**Lines of data**:
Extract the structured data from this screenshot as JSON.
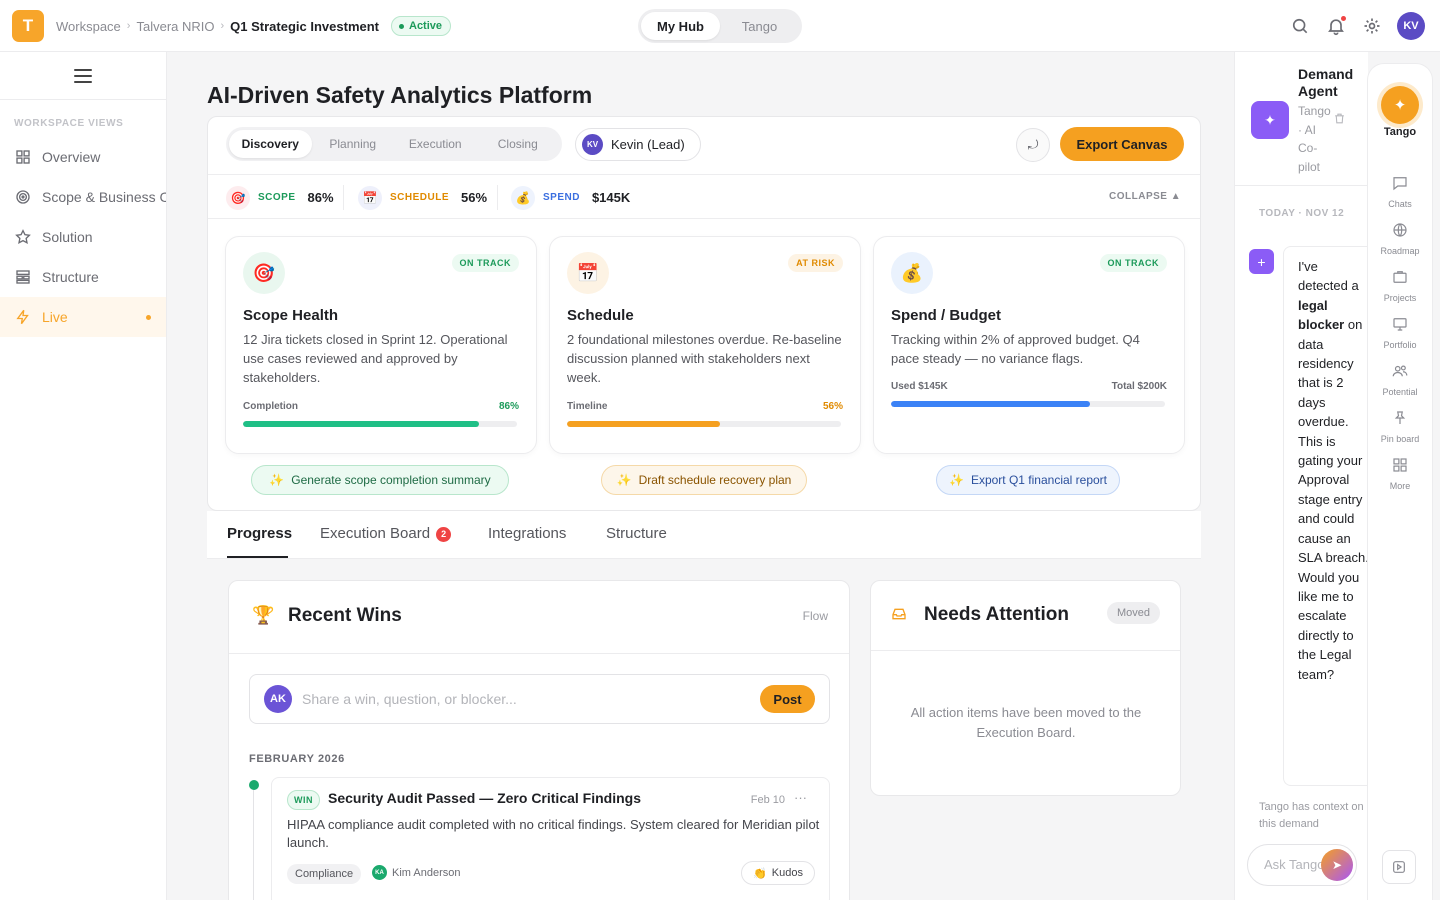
{
  "app": {
    "logo_letter": "T",
    "accent": "#f5a020"
  },
  "breadcrumb": {
    "items": [
      "Workspace",
      "Talvera NRIO"
    ],
    "current": "Q1 Strategic Investment",
    "status": "Active"
  },
  "hub": {
    "tabs": [
      "My Hub",
      "Tango"
    ],
    "active": "My Hub"
  },
  "topbar": {
    "icons": [
      "search-icon",
      "bell-icon",
      "gear-icon"
    ],
    "user_initials": "KV"
  },
  "sidebar": {
    "heading": "WORKSPACE VIEWS",
    "items": [
      {
        "label": "Overview",
        "icon": "grid-icon"
      },
      {
        "label": "Scope & Business Case",
        "icon": "target-icon"
      },
      {
        "label": "Solution",
        "icon": "star-icon"
      },
      {
        "label": "Structure",
        "icon": "structure-icon"
      },
      {
        "label": "Live",
        "icon": "bolt-icon",
        "active": true
      }
    ]
  },
  "main": {
    "title": "AI-Driven Safety Analytics Platform",
    "phases": [
      "Discovery",
      "Planning",
      "Execution",
      "Closing"
    ],
    "active_phase": "Discovery",
    "lead": {
      "initials": "KV",
      "label": "Kevin (Lead)"
    },
    "export_label": "Export Canvas",
    "collapse_label": "COLLAPSE ▲",
    "metrics": [
      {
        "label": "SCOPE",
        "value": "86%",
        "color": "#1c9a5a"
      },
      {
        "label": "SCHEDULE",
        "value": "56%",
        "color": "#e08a00"
      },
      {
        "label": "SPEND",
        "value": "$145K",
        "color": "#3b6fe0"
      }
    ],
    "cards": [
      {
        "title": "Scope Health",
        "status": "ON TRACK",
        "desc": "12 Jira tickets closed in Sprint 12. Operational use cases reviewed and approved by stakeholders.",
        "bar_label": "Completion",
        "bar_value": "86%",
        "progress": 0.86,
        "color": "#1fbf86"
      },
      {
        "title": "Schedule",
        "status": "AT RISK",
        "desc": "2 foundational milestones overdue. Re-baseline discussion planned with stakeholders next week.",
        "bar_label": "Timeline",
        "bar_value": "56%",
        "progress": 0.56,
        "color": "#f5a020"
      },
      {
        "title": "Spend / Budget",
        "status": "ON TRACK",
        "desc": "Tracking within 2% of approved budget. Q4 pace steady — no variance flags.",
        "bar_label": "Used $145K",
        "bar_value": "Total $200K",
        "progress": 0.725,
        "color": "#3b82f6"
      }
    ],
    "ai_actions": [
      "Generate scope completion summary",
      "Draft schedule recovery plan",
      "Export Q1 financial report"
    ],
    "tabs": [
      "Progress",
      "Execution Board",
      "Integrations",
      "Structure"
    ],
    "execution_board_count": "2",
    "wins": {
      "title": "Recent Wins",
      "flow": "Flow",
      "composer": {
        "initials": "AK",
        "placeholder": "Share a win, question, or blocker...",
        "post": "Post"
      },
      "month": "FEBRUARY 2026",
      "items": [
        {
          "badge": "WIN",
          "title": "Security Audit Passed — Zero Critical Findings",
          "date": "Feb 10",
          "menu": "···",
          "desc": "HIPAA compliance audit completed with no critical findings. System cleared for Meridian pilot launch.",
          "tag": "Compliance",
          "author_initials": "KA",
          "author": "Kim Anderson",
          "kudos": "Kudos"
        }
      ]
    },
    "attention": {
      "title": "Needs Attention",
      "badge": "Moved",
      "empty": "All action items have been moved to the Execution Board."
    }
  },
  "assistant": {
    "title": "Demand Agent",
    "subtitle": "Tango · AI Co-pilot",
    "date": "TODAY · NOV 12",
    "message_parts": [
      "I've detected a ",
      "legal blocker",
      " on data residency that is 2 days overdue. This is gating your Approval stage entry and could cause an SLA breach. Would you like me to escalate directly to the Legal team?"
    ],
    "context": "Tango has context on this demand",
    "input_placeholder": "Ask Tango..."
  },
  "rail": {
    "main": "Tango",
    "items": [
      {
        "label": "Chats",
        "icon": "chat-icon"
      },
      {
        "label": "Roadmap",
        "icon": "globe-icon"
      },
      {
        "label": "Projects",
        "icon": "briefcase-icon"
      },
      {
        "label": "Portfolio",
        "icon": "monitor-icon"
      },
      {
        "label": "Potential",
        "icon": "users-icon"
      },
      {
        "label": "Pin board",
        "icon": "pin-icon"
      },
      {
        "label": "More",
        "icon": "grid-icon"
      }
    ]
  }
}
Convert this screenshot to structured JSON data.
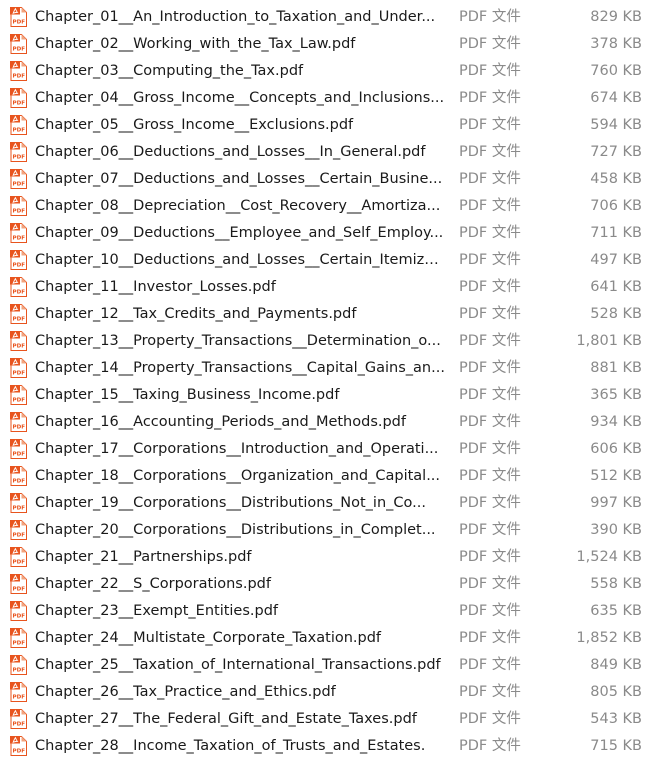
{
  "files": [
    {
      "name": "Chapter_01__An_Introduction_to_Taxation_and_Under...",
      "type": "PDF 文件",
      "size": "829 KB",
      "icon": "pdf-file-icon"
    },
    {
      "name": "Chapter_02__Working_with_the_Tax_Law.pdf",
      "type": "PDF 文件",
      "size": "378 KB",
      "icon": "pdf-file-icon"
    },
    {
      "name": "Chapter_03__Computing_the_Tax.pdf",
      "type": "PDF 文件",
      "size": "760 KB",
      "icon": "pdf-file-icon"
    },
    {
      "name": "Chapter_04__Gross_Income__Concepts_and_Inclusions...",
      "type": "PDF 文件",
      "size": "674 KB",
      "icon": "pdf-file-icon"
    },
    {
      "name": "Chapter_05__Gross_Income__Exclusions.pdf",
      "type": "PDF 文件",
      "size": "594 KB",
      "icon": "pdf-file-icon"
    },
    {
      "name": "Chapter_06__Deductions_and_Losses__In_General.pdf",
      "type": "PDF 文件",
      "size": "727 KB",
      "icon": "pdf-file-icon"
    },
    {
      "name": "Chapter_07__Deductions_and_Losses__Certain_Busine...",
      "type": "PDF 文件",
      "size": "458 KB",
      "icon": "pdf-file-icon"
    },
    {
      "name": "Chapter_08__Depreciation__Cost_Recovery__Amortiza...",
      "type": "PDF 文件",
      "size": "706 KB",
      "icon": "pdf-file-icon"
    },
    {
      "name": "Chapter_09__Deductions__Employee_and_Self_Employ...",
      "type": "PDF 文件",
      "size": "711 KB",
      "icon": "pdf-file-icon"
    },
    {
      "name": "Chapter_10__Deductions_and_Losses__Certain_Itemize...",
      "type": "PDF 文件",
      "size": "497 KB",
      "icon": "pdf-file-icon"
    },
    {
      "name": "Chapter_11__Investor_Losses.pdf",
      "type": "PDF 文件",
      "size": "641 KB",
      "icon": "pdf-file-icon"
    },
    {
      "name": "Chapter_12__Tax_Credits_and_Payments.pdf",
      "type": "PDF 文件",
      "size": "528 KB",
      "icon": "pdf-file-icon"
    },
    {
      "name": "Chapter_13__Property_Transactions__Determination_o...",
      "type": "PDF 文件",
      "size": "1,801 KB",
      "icon": "pdf-file-icon"
    },
    {
      "name": "Chapter_14__Property_Transactions__Capital_Gains_an...",
      "type": "PDF 文件",
      "size": "881 KB",
      "icon": "pdf-file-icon"
    },
    {
      "name": "Chapter_15__Taxing_Business_Income.pdf",
      "type": "PDF 文件",
      "size": "365 KB",
      "icon": "pdf-file-icon"
    },
    {
      "name": "Chapter_16__Accounting_Periods_and_Methods.pdf",
      "type": "PDF 文件",
      "size": "934 KB",
      "icon": "pdf-file-icon"
    },
    {
      "name": "Chapter_17__Corporations__Introduction_and_Operati...",
      "type": "PDF 文件",
      "size": "606 KB",
      "icon": "pdf-file-icon"
    },
    {
      "name": "Chapter_18__Corporations__Organization_and_Capital...",
      "type": "PDF 文件",
      "size": "512 KB",
      "icon": "pdf-file-icon"
    },
    {
      "name": "Chapter_19__Corporations__Distributions_Not_in_Co...",
      "type": "PDF 文件",
      "size": "997 KB",
      "icon": "pdf-file-icon"
    },
    {
      "name": "Chapter_20__Corporations__Distributions_in_Complet...",
      "type": "PDF 文件",
      "size": "390 KB",
      "icon": "pdf-file-icon"
    },
    {
      "name": "Chapter_21__Partnerships.pdf",
      "type": "PDF 文件",
      "size": "1,524 KB",
      "icon": "pdf-file-icon"
    },
    {
      "name": "Chapter_22__S_Corporations.pdf",
      "type": "PDF 文件",
      "size": "558 KB",
      "icon": "pdf-file-icon"
    },
    {
      "name": "Chapter_23__Exempt_Entities.pdf",
      "type": "PDF 文件",
      "size": "635 KB",
      "icon": "pdf-file-icon"
    },
    {
      "name": "Chapter_24__Multistate_Corporate_Taxation.pdf",
      "type": "PDF 文件",
      "size": "1,852 KB",
      "icon": "pdf-file-icon"
    },
    {
      "name": "Chapter_25__Taxation_of_International_Transactions.pdf",
      "type": "PDF 文件",
      "size": "849 KB",
      "icon": "pdf-file-icon"
    },
    {
      "name": "Chapter_26__Tax_Practice_and_Ethics.pdf",
      "type": "PDF 文件",
      "size": "805 KB",
      "icon": "pdf-file-icon"
    },
    {
      "name": "Chapter_27__The_Federal_Gift_and_Estate_Taxes.pdf",
      "type": "PDF 文件",
      "size": "543 KB",
      "icon": "pdf-file-icon"
    },
    {
      "name": "Chapter_28__Income_Taxation_of_Trusts_and_Estates.",
      "type": "PDF 文件",
      "size": "715 KB",
      "icon": "pdf-file-icon"
    }
  ],
  "icon": {
    "label": "PDF",
    "badge_color": "#e8541e",
    "page_color": "#ffffff",
    "fold_color": "#f2a47f"
  },
  "colors": {
    "name_text": "#1a1a1a",
    "meta_text": "#8a8a8a"
  }
}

**TO BE DONE**: Search the records for the word "blocker" and copy every line where it occurs.

**RESULT OF THIS TASK**:
        "placeholder": "Share a win, question, or blocker...",
      "legal blocker",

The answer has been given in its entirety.